Exercise
Write out the records below word for word, please.

Dataset
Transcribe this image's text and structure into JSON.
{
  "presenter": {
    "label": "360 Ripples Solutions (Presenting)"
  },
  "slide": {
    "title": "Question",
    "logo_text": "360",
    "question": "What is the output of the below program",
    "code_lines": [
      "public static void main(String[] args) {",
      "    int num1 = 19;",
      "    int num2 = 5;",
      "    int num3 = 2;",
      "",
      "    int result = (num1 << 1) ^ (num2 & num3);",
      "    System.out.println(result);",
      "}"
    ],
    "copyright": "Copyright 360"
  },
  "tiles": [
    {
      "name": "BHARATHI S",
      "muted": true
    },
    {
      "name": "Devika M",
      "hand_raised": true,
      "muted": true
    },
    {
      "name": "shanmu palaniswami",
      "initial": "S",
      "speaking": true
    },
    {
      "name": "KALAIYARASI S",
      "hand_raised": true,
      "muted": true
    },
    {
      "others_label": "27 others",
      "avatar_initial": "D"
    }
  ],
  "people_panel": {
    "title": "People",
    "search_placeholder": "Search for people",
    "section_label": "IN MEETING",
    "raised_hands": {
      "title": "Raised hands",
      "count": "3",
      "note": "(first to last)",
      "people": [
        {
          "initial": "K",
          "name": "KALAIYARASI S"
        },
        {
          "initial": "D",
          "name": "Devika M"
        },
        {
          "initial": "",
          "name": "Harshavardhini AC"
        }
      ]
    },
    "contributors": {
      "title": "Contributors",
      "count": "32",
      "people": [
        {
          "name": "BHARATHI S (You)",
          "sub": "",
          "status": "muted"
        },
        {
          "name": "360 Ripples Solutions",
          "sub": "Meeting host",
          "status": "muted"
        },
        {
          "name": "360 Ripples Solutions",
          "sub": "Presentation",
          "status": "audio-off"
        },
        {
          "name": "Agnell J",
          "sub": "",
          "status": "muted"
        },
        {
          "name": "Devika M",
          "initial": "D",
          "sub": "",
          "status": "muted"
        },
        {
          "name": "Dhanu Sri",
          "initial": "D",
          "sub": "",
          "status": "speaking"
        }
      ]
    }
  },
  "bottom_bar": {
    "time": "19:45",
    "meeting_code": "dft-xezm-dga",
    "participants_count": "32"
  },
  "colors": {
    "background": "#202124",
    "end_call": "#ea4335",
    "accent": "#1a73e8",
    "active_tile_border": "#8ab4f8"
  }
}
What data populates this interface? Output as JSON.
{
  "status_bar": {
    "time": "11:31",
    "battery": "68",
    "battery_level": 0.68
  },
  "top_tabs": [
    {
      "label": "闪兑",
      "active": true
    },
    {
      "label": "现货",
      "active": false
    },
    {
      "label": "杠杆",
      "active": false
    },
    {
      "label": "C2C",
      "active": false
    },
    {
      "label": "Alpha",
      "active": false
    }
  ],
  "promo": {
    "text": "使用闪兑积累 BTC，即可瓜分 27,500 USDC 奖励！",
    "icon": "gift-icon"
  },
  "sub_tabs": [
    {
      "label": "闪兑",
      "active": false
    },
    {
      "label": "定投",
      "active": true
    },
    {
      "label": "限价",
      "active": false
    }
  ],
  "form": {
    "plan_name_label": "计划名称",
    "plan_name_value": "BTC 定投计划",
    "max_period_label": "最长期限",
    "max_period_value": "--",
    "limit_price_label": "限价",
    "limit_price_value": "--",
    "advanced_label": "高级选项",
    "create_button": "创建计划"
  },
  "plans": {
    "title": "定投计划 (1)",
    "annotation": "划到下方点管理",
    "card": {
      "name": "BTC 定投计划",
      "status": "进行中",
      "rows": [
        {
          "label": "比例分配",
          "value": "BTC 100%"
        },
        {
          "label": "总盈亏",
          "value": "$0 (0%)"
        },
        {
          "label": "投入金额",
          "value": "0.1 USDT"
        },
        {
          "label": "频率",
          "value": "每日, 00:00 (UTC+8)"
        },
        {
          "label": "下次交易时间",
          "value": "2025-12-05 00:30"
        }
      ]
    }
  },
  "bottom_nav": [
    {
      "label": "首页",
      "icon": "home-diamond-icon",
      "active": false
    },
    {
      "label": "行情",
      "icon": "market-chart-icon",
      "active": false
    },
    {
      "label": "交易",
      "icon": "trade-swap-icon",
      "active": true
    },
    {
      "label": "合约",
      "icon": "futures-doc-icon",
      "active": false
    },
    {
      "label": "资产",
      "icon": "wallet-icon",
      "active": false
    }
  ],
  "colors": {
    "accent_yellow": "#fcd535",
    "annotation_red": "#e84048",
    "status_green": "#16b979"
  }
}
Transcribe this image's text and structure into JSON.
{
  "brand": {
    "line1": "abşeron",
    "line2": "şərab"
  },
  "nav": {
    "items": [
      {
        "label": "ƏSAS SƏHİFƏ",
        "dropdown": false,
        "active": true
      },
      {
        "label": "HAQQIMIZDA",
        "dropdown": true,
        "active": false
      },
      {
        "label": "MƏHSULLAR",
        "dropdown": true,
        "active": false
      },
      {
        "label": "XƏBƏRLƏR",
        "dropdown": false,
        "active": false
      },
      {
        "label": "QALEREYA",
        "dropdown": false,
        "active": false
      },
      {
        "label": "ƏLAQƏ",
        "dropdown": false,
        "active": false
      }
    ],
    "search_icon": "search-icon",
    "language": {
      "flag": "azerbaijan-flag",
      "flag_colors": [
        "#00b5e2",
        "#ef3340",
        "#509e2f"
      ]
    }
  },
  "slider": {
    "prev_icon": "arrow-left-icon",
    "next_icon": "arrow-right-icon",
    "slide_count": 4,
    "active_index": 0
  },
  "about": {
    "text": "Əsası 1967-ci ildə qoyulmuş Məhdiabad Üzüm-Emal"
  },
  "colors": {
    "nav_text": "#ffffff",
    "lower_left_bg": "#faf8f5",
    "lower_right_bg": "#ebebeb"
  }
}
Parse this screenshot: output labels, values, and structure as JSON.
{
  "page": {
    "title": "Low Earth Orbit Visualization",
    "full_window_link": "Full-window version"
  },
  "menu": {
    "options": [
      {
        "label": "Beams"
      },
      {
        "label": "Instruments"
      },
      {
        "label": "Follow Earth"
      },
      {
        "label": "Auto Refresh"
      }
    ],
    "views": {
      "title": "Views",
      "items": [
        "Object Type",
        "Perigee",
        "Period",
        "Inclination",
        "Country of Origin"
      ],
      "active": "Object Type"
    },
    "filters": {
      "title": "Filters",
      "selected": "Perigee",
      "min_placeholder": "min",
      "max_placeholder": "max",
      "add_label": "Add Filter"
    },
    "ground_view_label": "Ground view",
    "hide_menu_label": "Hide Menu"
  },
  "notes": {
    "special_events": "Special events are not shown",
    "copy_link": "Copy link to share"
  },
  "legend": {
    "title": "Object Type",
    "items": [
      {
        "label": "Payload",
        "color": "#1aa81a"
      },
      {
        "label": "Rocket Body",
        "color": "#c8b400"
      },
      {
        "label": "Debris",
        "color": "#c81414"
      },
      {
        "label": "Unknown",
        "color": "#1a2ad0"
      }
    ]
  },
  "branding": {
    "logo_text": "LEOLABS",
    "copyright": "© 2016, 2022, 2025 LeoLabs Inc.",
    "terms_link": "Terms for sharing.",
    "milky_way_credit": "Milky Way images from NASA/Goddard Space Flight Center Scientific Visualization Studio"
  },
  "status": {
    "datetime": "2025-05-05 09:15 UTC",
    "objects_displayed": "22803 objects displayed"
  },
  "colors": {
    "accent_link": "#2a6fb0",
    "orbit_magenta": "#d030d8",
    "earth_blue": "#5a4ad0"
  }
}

Written response
Transcribe this image's text and structure into JSON.
{
  "presenter": {
    "label": "360 Ripples Solutions (Presenting)"
  },
  "slide": {
    "title": "Question",
    "logo_text": "360",
    "question": "What is the output of the below program",
    "code_lines": [
      "public static void main(String[] args) {",
      "    int num1 = 19;",
      "    int num2 = 5;",
      "    int num3 = 2;",
      "",
      "    int result = (num1 << 1) ^ (num2 & num3);",
      "    System.out.println(result);",
      "}"
    ],
    "copyright": "Copyright 360"
  },
  "tiles": [
    {
      "name": "BHARATHI S",
      "muted": true
    },
    {
      "name": "Devika M",
      "hand_raised": true,
      "muted": true
    },
    {
      "name": "shanmu palaniswami",
      "initial": "S",
      "speaking": true
    },
    {
      "name": "KALAIYARASI S",
      "hand_raised": true,
      "muted": true
    },
    {
      "others_label": "27 others",
      "avatar_initial": "D"
    }
  ],
  "people_panel": {
    "title": "People",
    "search_placeholder": "Search for people",
    "section_label": "IN MEETING",
    "raised_hands": {
      "title": "Raised hands",
      "count": "3",
      "note": "(first to last)",
      "people": [
        {
          "initial": "K",
          "name": "KALAIYARASI S"
        },
        {
          "initial": "D",
          "name": "Devika M"
        },
        {
          "initial": "",
          "name": "Harshavardhini AC"
        }
      ]
    },
    "contributors": {
      "title": "Contributors",
      "count": "32",
      "people": [
        {
          "name": "BHARATHI S (You)",
          "sub": "",
          "status": "muted"
        },
        {
          "name": "360 Ripples Solutions",
          "sub": "Meeting host",
          "status": "muted"
        },
        {
          "name": "360 Ripples Solutions",
          "sub": "Presentation",
          "status": "audio-off"
        },
        {
          "name": "Agnell J",
          "sub": "",
          "status": "muted"
        },
        {
          "name": "Devika M",
          "initial": "D",
          "sub": "",
          "status": "muted"
        },
        {
          "name": "Dhanu Sri",
          "initial": "D",
          "sub": "",
          "status": "speaking"
        }
      ]
    }
  },
  "bottom_bar": {
    "time": "19:45",
    "meeting_code": "dft-xezm-dga",
    "participants_count": "32"
  },
  "colors": {
    "background": "#202124",
    "end_call": "#ea4335",
    "accent": "#1a73e8",
    "active_tile_border": "#8ab4f8"
  }
}
What data populates this interface? Output as JSON.
{
  "status_bar": {
    "time": "11:31",
    "battery": "68",
    "battery_level": 0.68
  },
  "top_tabs": [
    {
      "label": "闪兑",
      "active": true
    },
    {
      "label": "现货",
      "active": false
    },
    {
      "label": "杠杆",
      "active": false
    },
    {
      "label": "C2C",
      "active": false
    },
    {
      "label": "Alpha",
      "active": false
    }
  ],
  "promo": {
    "text": "使用闪兑积累 BTC，即可瓜分 27,500 USDC 奖励！",
    "icon": "gift-icon"
  },
  "sub_tabs": [
    {
      "label": "闪兑",
      "active": false
    },
    {
      "label": "定投",
      "active": true
    },
    {
      "label": "限价",
      "active": false
    }
  ],
  "form": {
    "plan_name_label": "计划名称",
    "plan_name_value": "BTC 定投计划",
    "max_period_label": "最长期限",
    "max_period_value": "--",
    "limit_price_label": "限价",
    "limit_price_value": "--",
    "advanced_label": "高级选项",
    "create_button": "创建计划"
  },
  "plans": {
    "title": "定投计划 (1)",
    "annotation": "划到下方点管理",
    "card": {
      "name": "BTC 定投计划",
      "status": "进行中",
      "rows": [
        {
          "label": "比例分配",
          "value": "BTC 100%"
        },
        {
          "label": "总盈亏",
          "value": "$0 (0%)"
        },
        {
          "label": "投入金额",
          "value": "0.1 USDT"
        },
        {
          "label": "频率",
          "value": "每日, 00:00 (UTC+8)"
        },
        {
          "label": "下次交易时间",
          "value": "2025-12-05 00:30"
        }
      ]
    }
  },
  "bottom_nav": [
    {
      "label": "首页",
      "icon": "home-diamond-icon",
      "active": false
    },
    {
      "label": "行情",
      "icon": "market-chart-icon",
      "active": false
    },
    {
      "label": "交易",
      "icon": "trade-swap-icon",
      "active": true
    },
    {
      "label": "合约",
      "icon": "futures-doc-icon",
      "active": false
    },
    {
      "label": "资产",
      "icon": "wallet-icon",
      "active": false
    }
  ],
  "colors": {
    "accent_yellow": "#fcd535",
    "annotation_red": "#e84048",
    "status_green": "#16b979"
  }
}
Transcribe this image's text and structure into JSON.
{
  "brand": {
    "line1": "abşeron",
    "line2": "şərab"
  },
  "nav": {
    "items": [
      {
        "label": "ƏSAS SƏHİFƏ",
        "dropdown": false,
        "active": true
      },
      {
        "label": "HAQQIMIZDA",
        "dropdown": true,
        "active": false
      },
      {
        "label": "MƏHSULLAR",
        "dropdown": true,
        "active": false
      },
      {
        "label": "XƏBƏRLƏR",
        "dropdown": false,
        "active": false
      },
      {
        "label": "QALEREYA",
        "dropdown": false,
        "active": false
      },
      {
        "label": "ƏLAQƏ",
        "dropdown": false,
        "active": false
      }
    ],
    "search_icon": "search-icon",
    "language": {
      "flag": "azerbaijan-flag",
      "flag_colors": [
        "#00b5e2",
        "#ef3340",
        "#509e2f"
      ]
    }
  },
  "slider": {
    "prev_icon": "arrow-left-icon",
    "next_icon": "arrow-right-icon",
    "slide_count": 4,
    "active_index": 0
  },
  "about": {
    "text": "Əsası 1967-ci ildə qoyulmuş Məhdiabad Üzüm-Emal"
  },
  "colors": {
    "nav_text": "#ffffff",
    "lower_left_bg": "#faf8f5",
    "lower_right_bg": "#ebebeb"
  }
}
Parse this screenshot: output labels, values, and structure as JSON.
{
  "page": {
    "title": "Low Earth Orbit Visualization",
    "full_window_link": "Full-window version"
  },
  "menu": {
    "options": [
      {
        "label": "Beams"
      },
      {
        "label": "Instruments"
      },
      {
        "label": "Follow Earth"
      },
      {
        "label": "Auto Refresh"
      }
    ],
    "views": {
      "title": "Views",
      "items": [
        "Object Type",
        "Perigee",
        "Period",
        "Inclination",
        "Country of Origin"
      ],
      "active": "Object Type"
    },
    "filters": {
      "title": "Filters",
      "selected": "Perigee",
      "min_placeholder": "min",
      "max_placeholder": "max",
      "add_label": "Add Filter"
    },
    "ground_view_label": "Ground view",
    "hide_menu_label": "Hide Menu"
  },
  "notes": {
    "special_events": "Special events are not shown",
    "copy_link": "Copy link to share"
  },
  "legend": {
    "title": "Object Type",
    "items": [
      {
        "label": "Payload",
        "color": "#1aa81a"
      },
      {
        "label": "Rocket Body",
        "color": "#c8b400"
      },
      {
        "label": "Debris",
        "color": "#c81414"
      },
      {
        "label": "Unknown",
        "color": "#1a2ad0"
      }
    ]
  },
  "branding": {
    "logo_text": "LEOLABS",
    "copyright": "© 2016, 2022, 2025 LeoLabs Inc.",
    "terms_link": "Terms for sharing.",
    "milky_way_credit": "Milky Way images from NASA/Goddard Space Flight Center Scientific Visualization Studio"
  },
  "status": {
    "datetime": "2025-05-05 09:15 UTC",
    "objects_displayed": "22803 objects displayed"
  },
  "colors": {
    "accent_link": "#2a6fb0",
    "orbit_magenta": "#d030d8",
    "earth_blue": "#5a4ad0"
  }
}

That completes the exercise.